### Stated exercise
Pick out every line holding the string "sprawach" and copy it.
### Source material ###
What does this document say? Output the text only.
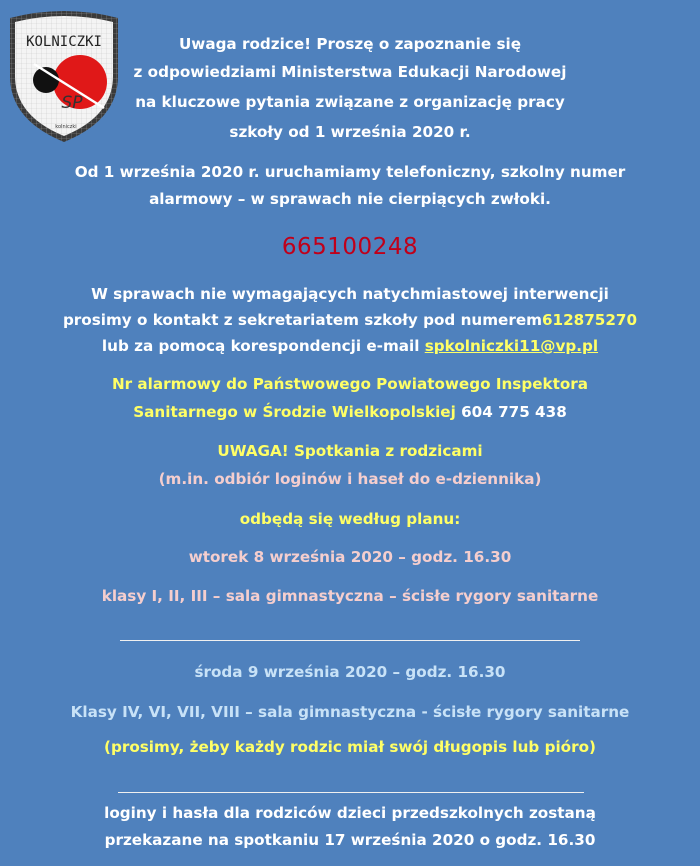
KOLNICZKI
SP
kolniczki
Uwaga rodzice! Proszę o zapoznanie się
z odpowiedziami Ministerstwa Edukacji Narodowej
na kluczowe pytania związane z organizację pracy
szkoły od 1 września 2020 r.
Od 1 września 2020 r. uruchamiamy telefoniczny, szkolny numer
alarmowy – w sprawach nie cierpiących zwłoki.
665100248
W sprawach nie wymagających natychmiastowej interwencji
prosimy o kontakt z sekretariatem szkoły pod numerem612875270
lub za pomocą korespondencji e-mail spkolniczki11@vp.pl
Nr alarmowy do Państwowego Powiatowego Inspektora
Sanitarnego w Środzie Wielkopolskiej 604 775 438
UWAGA! Spotkania z rodzicami
(m.in. odbiór loginów i haseł do e-dziennika)
odbędą się według planu:
wtorek 8 września 2020 – godz. 16.30
klasy I, II, III – sala gimnastyczna – ścisłe rygory sanitarne
środa 9 września 2020 – godz. 16.30
Klasy IV, VI, VII, VIII – sala gimnastyczna - ścisłe rygory sanitarne
(prosimy, żeby każdy rodzic miał swój długopis lub pióro)
loginy i hasła dla rodziców dzieci przedszkolnych zostaną
przekazane na spotkaniu 17 września 2020 o godz. 16.30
###
### Complete answer
alarmowy – w sprawach nie cierpiących zwłoki.
W sprawach nie wymagających natychmiastowej interwencji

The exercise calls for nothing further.